_DATA FOR THIS TASK_.
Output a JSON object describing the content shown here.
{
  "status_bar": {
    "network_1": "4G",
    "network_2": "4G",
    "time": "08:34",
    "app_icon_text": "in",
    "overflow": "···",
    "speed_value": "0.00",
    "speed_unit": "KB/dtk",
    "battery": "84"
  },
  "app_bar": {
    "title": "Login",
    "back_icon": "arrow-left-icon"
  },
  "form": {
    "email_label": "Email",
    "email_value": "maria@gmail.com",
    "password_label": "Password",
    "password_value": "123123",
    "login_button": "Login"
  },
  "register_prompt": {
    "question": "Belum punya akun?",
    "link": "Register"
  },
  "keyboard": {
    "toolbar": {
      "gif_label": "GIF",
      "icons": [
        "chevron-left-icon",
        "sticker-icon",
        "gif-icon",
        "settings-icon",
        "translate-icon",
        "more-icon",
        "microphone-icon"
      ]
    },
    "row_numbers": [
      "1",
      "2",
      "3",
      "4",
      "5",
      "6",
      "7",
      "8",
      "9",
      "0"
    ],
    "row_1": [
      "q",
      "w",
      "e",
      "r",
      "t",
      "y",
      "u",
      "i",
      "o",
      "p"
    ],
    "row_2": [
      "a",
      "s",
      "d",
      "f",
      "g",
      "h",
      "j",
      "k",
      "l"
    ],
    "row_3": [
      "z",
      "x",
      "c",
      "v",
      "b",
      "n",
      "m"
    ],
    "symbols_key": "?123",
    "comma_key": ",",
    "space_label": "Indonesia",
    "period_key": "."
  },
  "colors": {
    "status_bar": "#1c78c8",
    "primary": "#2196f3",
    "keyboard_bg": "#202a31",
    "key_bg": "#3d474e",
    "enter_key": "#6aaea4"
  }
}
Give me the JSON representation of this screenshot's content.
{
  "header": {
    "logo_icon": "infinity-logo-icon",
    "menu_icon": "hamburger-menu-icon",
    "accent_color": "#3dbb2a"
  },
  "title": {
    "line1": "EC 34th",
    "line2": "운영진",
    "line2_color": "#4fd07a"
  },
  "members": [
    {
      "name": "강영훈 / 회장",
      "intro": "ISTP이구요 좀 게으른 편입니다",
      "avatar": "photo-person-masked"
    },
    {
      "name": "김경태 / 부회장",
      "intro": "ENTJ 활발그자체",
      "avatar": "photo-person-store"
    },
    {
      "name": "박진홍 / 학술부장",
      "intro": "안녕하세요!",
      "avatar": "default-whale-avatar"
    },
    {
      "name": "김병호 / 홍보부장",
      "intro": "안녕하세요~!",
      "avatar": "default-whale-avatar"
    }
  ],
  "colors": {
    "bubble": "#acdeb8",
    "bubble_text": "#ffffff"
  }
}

_TASK DETAILS_. Gather each line in the entries above where the string "JSON" is found.

_OUTPUT OF THE EXERCISE_.
Output a JSON object describing the content shown here.
Give me the JSON representation of this screenshot's content.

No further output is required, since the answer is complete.